Görev tanımı 1 -
Sınıf savaşı ve anarşizm üzerine olan metni, tek bir kelimesini bile değiştirmeden baştan sona yeniden yazın.

Okunacak metin -
Bu "marjinal" taban zaman zaman kendisini "moda" hale getirebildikçe kısmen genişlemiş, daraldıkça da kendisinde alt kültürel bir imajın karizmasını hissetmiştir.

Son dönemde meydana gelen küreselleşme karşıtı eylem sürecinde anarşistler arasında tekrar sınıf savaşı kavramından stratejik anlamda söz edilmeye başlanıldığı görülmüştür. Bunun etkenlerinden birinin reel sosyalizmin çöküşü olduğunu söylemek yanlış olmayacaktır. Böylece bu yeni dönemde sınıf savaşı kavramı Leninistlerin tekelinden çıkmıştır.

Bazıları bu duruşu "19. yüzyıl anarşizmi" olarak adlandırıyor. Kapitalizm günümüzde 19. yüzyıla göre özünde hiçbir değişikliğe uğramamış olmasına rağmen görüntüleri ve üretim süreçleri açısından daha karmaşık bir hale gelmiştir. Görüntülerin değişmesi kapitalizmin temelden değiştiği anlamına gelmemektedir. Kapitalizm var olduğu andan bu yana iktisadi sömürüye dayanmıştır. Bu yüzden 19. yüzyıldaki anarşist komünist duruşun 21. yüzyıldaki anarşizm içerisinde geçerliliğini sürdürmesi şaşırtıcı olmayacaktır.

 

Neden sınıf savaşı?

Görev tanımı 2 -
Aşağıdaki listede "with" dizesini içeren satırların sayısını bulun; büyük-küçük harf ayrımı dikkate alınır. Yalnızca sayıyı yazın.

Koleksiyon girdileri
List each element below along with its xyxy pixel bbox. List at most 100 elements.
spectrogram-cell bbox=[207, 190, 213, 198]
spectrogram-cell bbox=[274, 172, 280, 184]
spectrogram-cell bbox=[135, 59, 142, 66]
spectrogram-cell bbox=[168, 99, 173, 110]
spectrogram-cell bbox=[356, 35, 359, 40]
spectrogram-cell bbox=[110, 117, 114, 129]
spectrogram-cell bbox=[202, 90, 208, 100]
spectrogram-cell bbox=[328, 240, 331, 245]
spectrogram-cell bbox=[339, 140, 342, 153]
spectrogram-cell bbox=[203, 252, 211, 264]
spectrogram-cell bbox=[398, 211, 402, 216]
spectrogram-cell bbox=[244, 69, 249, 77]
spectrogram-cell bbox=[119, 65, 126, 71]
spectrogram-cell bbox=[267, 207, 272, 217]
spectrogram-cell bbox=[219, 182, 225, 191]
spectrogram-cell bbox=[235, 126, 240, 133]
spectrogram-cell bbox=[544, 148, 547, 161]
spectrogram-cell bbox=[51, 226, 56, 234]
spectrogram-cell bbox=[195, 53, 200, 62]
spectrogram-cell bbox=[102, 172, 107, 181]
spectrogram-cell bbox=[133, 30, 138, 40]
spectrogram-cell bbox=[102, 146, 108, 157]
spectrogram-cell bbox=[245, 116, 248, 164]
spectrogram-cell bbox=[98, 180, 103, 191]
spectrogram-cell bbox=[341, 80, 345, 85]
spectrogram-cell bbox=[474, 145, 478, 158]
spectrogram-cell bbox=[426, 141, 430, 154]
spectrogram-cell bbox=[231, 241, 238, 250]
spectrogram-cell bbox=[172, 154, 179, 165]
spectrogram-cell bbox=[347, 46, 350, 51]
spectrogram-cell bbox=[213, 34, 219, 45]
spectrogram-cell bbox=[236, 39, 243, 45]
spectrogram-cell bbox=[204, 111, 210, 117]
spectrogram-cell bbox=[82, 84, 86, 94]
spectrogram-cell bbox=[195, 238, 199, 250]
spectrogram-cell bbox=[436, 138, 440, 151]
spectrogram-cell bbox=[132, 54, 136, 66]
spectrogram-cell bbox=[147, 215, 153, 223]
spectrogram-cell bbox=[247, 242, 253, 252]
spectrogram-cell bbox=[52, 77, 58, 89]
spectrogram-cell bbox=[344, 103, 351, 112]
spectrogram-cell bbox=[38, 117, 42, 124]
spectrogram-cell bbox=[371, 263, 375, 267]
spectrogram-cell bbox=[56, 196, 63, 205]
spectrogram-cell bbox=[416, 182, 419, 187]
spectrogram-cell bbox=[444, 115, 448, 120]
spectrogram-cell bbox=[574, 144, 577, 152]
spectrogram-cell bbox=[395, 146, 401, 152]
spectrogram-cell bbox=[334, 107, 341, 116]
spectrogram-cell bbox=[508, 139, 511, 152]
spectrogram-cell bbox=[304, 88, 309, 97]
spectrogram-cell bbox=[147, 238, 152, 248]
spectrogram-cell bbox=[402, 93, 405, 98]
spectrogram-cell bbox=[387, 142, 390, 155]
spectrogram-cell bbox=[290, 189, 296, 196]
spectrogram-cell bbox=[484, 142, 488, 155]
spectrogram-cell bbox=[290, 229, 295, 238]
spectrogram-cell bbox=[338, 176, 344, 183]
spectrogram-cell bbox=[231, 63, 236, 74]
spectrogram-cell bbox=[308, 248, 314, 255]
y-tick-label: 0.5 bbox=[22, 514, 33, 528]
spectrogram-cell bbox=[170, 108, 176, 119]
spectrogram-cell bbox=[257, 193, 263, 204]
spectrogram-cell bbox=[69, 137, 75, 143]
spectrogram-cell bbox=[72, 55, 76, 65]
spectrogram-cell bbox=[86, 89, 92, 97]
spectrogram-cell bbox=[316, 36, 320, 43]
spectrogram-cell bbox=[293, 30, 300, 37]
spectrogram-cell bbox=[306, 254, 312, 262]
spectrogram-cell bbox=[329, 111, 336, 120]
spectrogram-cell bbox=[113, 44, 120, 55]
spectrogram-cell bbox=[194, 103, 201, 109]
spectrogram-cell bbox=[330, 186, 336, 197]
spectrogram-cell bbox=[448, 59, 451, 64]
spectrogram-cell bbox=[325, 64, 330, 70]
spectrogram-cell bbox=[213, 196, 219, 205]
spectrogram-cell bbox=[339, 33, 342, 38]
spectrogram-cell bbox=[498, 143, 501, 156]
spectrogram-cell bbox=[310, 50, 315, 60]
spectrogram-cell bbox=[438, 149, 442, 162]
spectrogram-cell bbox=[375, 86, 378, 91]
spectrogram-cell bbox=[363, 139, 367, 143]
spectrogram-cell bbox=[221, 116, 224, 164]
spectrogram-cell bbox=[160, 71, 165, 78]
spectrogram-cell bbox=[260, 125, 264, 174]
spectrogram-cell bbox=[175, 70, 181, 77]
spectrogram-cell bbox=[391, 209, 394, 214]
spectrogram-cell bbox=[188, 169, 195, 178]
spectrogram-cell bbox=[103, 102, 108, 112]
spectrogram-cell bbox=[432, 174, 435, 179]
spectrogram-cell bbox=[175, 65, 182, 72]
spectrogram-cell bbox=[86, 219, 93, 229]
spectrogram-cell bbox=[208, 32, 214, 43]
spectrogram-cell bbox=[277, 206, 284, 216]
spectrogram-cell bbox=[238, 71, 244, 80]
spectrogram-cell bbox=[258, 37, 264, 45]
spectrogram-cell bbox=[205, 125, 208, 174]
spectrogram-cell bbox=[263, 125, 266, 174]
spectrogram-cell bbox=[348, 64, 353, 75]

Yazılı yanıt 1 -
Bu "marjinal" taban zaman zaman kendisini "moda" hale getirebildikçe kısmen genişlemiş, daraldıkça da kendisinde alt kültürel bir imajın karizmasını hissetmiştir.

Son dönemde meydana gelen küreselleşme karşıtı eylem sürecinde anarşistler arasında tekrar sınıf savaşı kavramından stratejik anlamda söz edilmeye başlanıldığı görülmüştür. Bunun etkenlerinden birinin reel sosyalizmin çöküşü olduğunu söylemek yanlış olmayacaktır. Böylece bu yeni dönemde sınıf savaşı kavramı Leninistlerin tekelinden çıkmıştır.

Bazıları bu duruşu "19. yüzyıl anarşizmi" olarak adlandırıyor. Kapitalizm günümüzde 19. yüzyıla göre özünde hiçbir değişikliğe uğramamış olmasına rağmen görüntüleri ve üretim süreçleri açısından daha karmaşık bir hale gelmiştir. Görüntülerin değişmesi kapitalizmin temelden değiştiği anlamına gelmemektedir. Kapitalizm var olduğu andan bu yana iktisadi sömürüye dayanmıştır. Bu yüzden 19. yüzyıldaki anarşist komünist duruşun 21. yüzyıldaki anarşizm içerisinde geçerliliğini sürdürmesi şaşırtıcı olmayacaktır.

 

Neden sınıf savaşı?

Yazılı yanıt 2 -
1